*PASSAGE SHOWN:*
┄┄┄┄┄┄┄┄┄┄┄┄┄┄┄┄┄┄┄┄

Soul Is Making a Comeback
When technology envelopes all of life, will we remember that we are more than just machines?
Everything seems to suppress soul. We live to catalyze efficient products. Our labour is counted, quantified, and measured. Human resource departments view us as human resources. They measure our performance by mechanical standards, and our salary relies on whether or not we have added value to a corporation. Work commodifies humans as resources; it is why HR departments exist. You are coal to be mined.
Education threatens to collapse under the weight of technical totality. We must adapt by integrating new techniques, new AI-powered tools, and, above all, screens. Small matter that all data show that by such techniques our learning outcomes shrivel. Small matter that students lack the basic humane skills of those from even a decade ago.
Machines mash the soul, weakening it, so that our brains might be nimble and acquire much data and information for the sake of employing it for effective ends. Here, effective always means the most profitable one.
An old life is hard to find. Smartphones authenticate our apps. We need apps to bank, to get jobs, to link into our AI-powered tractors, and to partner for contract jobs on the digital marketplace.
Where do we find an old path?
Whose steps can I follow in life?
Can wisdom be wise today?
Should I set aside savings for a home worth three times my annual salary, the mythical home that no longer exists? Should I work at one company and rely on the non-existent pension for my retirement today?
Our world squeezes spirit and manufactures machines. Darkness presses in. Yet light sometimes appears in the strangest of places.
The machine has overplayed its cards. A revolution has begun. New phones no longer have their glimmer. It is all being seen for what it is. Nothing for no end to go nowhere. Granted, we will not emancipate from technology; we should not do so anyway.
But we may awake from a slumber. We might find that all the productivity our human nature can muster still fails to make the soul soar. Happiness is not the same as excess.
Soul is making a comeback. I see it among students and peers, though not yet among the elderly. One wonders at the data. Will the old become more machine-like than the young?
In saying all of this, I still only mean a minority. Most still march along the technological track. Few, but still some few, have begun the revolution. They find each other online (ironic!), but they head to retreats together, write letters together, and celebrate tech-free evenings. They exist. I know them. I am them.

┄┄┄┄┄┄┄┄┄┄┄┄┄┄┄┄┄┄┄┄

*SOURCE EXCERPT:*

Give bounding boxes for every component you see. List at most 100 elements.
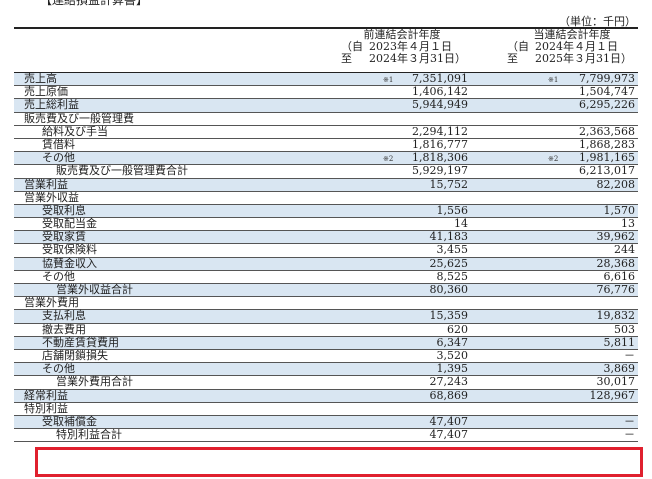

┄┄┄┄┄┄┄┄┄┄┄┄┄┄┄┄┄┄┄┄

*GIVEN TASK:*
Carry on the essay about soul making a comeback, starting right after its final words, "I am them."

*EXERCISE OUTPUT:*
They tend to be young. They tend to be conscientious. They grew up with it all, and they reject its all-totalizing eye.
And maybe this vanguard can awaken its people from a false consciousness to see with eyes unclouded by the cloud.
Oh, so you did not like the term false consciousness? Well, Marcuse was right. But you can call it mass hysteria because it sounds very scientific! It is all machine-speak to me. I can measure it. It has mass. And hysteria—that sounds like a real scientific condition.
Or maybe we can let Marcuse have his day, since he was right on almost nothing else!
Besides, science and magic. They are one. Our words turn concepts into truths because they can be counted, measured, and quantified. If it has scientific measurement attached to it, we believe it.
But when did you measure out a soul upon a table? When did you extend spirit over space? How often have you counted mind?
Mary Midgley was right about us. We replaced magic with science, and we fear words because they lack pRoGrEsS. We must go forward, grow, and get to the stars. Build the tower on the starpath to the heavens. We will get there! And find our god staring in the mirror at us.
I will stay here below for now.
For within, I can see boundless countries. Mind can travel places my senses alone cannot take me.
Has not God made us to find rest from our restless labours, so that we might know we have limits? Not limits to burden us, but for freedom. For freedom, we are set free.
The old paths still stand. We must mow away the overgrown grass. But the path can hold us. We can hold it. Because I suspect—no, believe—that the more the machine and its technique envelop us, the more we will notice our lack of spiritual sight. And the more our souls will yearn for something more than this restless life.
And then, soul will make its comeback
I hope.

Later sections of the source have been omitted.